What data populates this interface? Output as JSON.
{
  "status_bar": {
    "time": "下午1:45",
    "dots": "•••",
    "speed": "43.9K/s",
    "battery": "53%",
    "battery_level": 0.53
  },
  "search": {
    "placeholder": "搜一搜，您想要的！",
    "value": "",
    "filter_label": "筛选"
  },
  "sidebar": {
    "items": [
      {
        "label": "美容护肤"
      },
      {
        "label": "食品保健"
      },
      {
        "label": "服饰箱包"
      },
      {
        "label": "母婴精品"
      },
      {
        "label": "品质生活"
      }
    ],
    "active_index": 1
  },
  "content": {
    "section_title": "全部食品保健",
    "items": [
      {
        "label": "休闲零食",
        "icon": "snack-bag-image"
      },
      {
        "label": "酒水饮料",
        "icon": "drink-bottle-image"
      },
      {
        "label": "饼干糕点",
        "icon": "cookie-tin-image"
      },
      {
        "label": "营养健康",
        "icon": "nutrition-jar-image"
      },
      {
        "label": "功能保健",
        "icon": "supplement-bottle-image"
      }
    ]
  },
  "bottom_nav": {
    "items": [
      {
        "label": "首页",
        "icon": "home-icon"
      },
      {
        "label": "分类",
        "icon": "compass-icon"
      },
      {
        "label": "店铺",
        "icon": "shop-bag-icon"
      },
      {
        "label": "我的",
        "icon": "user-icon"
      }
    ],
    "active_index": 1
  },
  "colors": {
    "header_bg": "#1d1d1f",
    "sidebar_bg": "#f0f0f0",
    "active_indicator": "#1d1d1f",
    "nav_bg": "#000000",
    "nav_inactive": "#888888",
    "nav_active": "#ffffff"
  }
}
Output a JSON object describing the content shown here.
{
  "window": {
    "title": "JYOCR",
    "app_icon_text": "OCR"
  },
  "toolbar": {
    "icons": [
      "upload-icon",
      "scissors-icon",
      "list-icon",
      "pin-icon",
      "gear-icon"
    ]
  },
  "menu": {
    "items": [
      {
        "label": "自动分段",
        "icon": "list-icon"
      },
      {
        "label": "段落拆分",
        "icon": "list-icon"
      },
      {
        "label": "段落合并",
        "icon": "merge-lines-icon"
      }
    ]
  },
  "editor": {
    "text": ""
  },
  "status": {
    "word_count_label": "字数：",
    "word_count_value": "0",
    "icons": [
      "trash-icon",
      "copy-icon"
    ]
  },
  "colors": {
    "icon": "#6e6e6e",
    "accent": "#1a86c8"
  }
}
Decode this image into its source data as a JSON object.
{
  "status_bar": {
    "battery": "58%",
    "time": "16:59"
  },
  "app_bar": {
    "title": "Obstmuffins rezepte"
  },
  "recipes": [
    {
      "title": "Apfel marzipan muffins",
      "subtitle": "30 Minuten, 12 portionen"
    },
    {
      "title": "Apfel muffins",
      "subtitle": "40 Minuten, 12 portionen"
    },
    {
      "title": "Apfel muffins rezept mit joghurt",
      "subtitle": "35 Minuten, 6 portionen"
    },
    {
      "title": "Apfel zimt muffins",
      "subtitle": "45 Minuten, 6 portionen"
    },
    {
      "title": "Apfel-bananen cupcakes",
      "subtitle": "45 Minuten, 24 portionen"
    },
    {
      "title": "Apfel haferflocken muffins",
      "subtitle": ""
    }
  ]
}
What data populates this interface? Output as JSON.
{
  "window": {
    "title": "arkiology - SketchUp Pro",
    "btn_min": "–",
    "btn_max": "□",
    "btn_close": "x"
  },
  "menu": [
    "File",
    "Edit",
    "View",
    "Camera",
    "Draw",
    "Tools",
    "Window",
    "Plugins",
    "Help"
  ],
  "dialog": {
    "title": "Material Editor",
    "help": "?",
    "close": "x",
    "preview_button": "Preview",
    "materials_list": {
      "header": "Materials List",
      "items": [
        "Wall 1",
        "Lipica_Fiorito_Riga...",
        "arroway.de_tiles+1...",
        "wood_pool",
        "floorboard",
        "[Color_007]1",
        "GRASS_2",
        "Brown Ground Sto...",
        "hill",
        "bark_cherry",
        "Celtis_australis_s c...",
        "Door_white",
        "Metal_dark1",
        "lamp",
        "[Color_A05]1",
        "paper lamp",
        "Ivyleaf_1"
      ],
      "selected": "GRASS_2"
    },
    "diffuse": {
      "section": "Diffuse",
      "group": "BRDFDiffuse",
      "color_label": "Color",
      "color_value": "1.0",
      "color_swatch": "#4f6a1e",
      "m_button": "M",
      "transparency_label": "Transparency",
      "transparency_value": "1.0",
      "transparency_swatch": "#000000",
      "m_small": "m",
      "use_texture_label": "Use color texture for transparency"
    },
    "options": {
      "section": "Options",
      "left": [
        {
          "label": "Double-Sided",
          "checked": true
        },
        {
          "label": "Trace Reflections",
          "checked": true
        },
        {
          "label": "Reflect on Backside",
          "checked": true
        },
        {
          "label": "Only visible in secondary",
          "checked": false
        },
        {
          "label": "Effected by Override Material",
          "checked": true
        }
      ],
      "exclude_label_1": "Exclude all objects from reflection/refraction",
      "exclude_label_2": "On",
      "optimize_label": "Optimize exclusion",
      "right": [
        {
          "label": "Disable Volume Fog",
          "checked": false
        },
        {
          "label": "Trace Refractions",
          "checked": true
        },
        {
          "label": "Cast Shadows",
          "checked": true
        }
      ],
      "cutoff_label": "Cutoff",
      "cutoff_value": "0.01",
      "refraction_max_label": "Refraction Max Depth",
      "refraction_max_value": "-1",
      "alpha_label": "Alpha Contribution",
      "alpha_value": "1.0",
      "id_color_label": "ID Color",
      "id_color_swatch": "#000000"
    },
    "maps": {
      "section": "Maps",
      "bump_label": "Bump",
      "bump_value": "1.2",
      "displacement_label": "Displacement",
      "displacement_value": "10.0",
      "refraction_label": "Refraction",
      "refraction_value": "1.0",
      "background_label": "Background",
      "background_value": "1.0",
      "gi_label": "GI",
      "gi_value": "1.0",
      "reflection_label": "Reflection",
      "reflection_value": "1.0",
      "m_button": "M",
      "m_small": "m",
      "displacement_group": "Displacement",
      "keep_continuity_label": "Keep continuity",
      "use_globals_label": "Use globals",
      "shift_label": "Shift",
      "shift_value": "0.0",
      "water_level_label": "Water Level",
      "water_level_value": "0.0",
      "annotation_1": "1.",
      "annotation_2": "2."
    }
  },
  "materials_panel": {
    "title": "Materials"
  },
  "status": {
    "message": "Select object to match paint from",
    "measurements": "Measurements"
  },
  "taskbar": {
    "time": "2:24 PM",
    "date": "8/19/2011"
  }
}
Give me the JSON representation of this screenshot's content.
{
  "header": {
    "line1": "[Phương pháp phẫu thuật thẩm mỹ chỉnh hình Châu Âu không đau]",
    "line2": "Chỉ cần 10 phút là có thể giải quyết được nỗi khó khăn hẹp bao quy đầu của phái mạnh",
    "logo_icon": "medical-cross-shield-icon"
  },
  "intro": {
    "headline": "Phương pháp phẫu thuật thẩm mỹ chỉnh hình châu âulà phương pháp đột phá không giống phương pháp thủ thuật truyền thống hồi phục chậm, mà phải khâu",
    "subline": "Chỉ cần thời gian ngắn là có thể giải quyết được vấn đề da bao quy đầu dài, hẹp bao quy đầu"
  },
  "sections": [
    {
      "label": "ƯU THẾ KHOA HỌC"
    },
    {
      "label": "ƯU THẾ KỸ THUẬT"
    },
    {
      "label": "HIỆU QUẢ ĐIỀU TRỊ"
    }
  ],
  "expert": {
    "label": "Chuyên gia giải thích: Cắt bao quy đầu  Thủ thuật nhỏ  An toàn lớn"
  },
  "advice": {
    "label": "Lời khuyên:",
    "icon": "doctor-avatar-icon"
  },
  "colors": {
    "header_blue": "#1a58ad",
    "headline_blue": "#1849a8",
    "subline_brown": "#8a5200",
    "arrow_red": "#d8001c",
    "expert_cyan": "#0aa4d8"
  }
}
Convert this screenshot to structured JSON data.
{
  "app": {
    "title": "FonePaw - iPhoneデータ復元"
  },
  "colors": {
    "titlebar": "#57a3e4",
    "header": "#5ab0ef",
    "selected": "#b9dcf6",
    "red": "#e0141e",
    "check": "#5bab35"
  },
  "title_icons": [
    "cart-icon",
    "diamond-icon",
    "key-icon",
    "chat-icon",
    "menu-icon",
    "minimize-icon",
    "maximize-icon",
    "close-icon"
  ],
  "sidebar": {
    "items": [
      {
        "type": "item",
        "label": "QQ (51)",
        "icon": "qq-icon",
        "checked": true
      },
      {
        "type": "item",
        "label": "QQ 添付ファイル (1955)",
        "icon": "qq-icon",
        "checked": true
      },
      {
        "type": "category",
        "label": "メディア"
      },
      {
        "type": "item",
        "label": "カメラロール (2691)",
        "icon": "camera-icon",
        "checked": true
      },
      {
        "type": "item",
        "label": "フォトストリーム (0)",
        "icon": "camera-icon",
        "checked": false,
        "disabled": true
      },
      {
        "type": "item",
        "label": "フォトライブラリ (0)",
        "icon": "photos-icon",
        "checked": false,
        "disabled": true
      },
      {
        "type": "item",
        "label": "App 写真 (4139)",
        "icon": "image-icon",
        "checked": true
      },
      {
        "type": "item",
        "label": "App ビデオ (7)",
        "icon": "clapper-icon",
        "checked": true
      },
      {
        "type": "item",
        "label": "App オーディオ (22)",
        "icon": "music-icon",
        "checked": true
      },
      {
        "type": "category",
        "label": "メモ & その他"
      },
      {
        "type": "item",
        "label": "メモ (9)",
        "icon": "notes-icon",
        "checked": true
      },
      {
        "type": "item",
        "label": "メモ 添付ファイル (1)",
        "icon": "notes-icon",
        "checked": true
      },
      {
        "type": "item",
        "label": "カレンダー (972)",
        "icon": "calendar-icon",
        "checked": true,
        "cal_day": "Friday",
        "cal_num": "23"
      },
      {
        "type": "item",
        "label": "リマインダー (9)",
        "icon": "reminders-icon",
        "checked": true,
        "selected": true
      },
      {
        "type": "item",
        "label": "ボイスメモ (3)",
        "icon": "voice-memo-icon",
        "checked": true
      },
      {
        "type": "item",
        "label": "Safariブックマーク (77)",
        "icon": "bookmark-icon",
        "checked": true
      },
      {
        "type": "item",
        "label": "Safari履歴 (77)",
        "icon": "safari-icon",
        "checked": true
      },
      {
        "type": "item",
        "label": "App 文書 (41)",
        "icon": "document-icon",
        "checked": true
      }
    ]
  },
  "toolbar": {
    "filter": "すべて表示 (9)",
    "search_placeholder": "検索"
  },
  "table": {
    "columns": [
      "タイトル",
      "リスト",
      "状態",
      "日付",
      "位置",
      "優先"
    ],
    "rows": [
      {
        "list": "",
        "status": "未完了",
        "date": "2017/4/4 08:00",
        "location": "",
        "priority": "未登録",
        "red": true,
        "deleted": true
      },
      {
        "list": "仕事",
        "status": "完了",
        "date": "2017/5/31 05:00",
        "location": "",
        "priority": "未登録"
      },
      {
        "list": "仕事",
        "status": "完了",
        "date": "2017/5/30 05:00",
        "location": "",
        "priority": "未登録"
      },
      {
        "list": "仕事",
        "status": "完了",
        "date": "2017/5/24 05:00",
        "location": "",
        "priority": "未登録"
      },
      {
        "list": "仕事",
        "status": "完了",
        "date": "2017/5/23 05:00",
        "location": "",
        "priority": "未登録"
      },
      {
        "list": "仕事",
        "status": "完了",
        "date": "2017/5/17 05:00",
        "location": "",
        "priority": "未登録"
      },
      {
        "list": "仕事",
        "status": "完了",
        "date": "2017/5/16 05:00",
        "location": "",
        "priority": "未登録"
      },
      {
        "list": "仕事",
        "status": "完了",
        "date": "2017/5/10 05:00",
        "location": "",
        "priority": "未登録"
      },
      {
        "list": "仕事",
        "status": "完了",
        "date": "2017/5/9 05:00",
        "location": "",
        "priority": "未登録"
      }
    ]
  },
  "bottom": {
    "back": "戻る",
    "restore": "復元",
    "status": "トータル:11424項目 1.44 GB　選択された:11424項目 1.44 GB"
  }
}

******

-- Exercise prompt --
Filter the listing above by the word "Minuten"; copy each line that passes.

-- Solution --
      "subtitle": "30 Minuten, 12 portionen"
      "subtitle": "40 Minuten, 12 portionen"
      "subtitle": "35 Minuten, 6 portionen"
      "subtitle": "45 Minuten, 6 portionen"
      "subtitle": "45 Minuten, 24 portionen"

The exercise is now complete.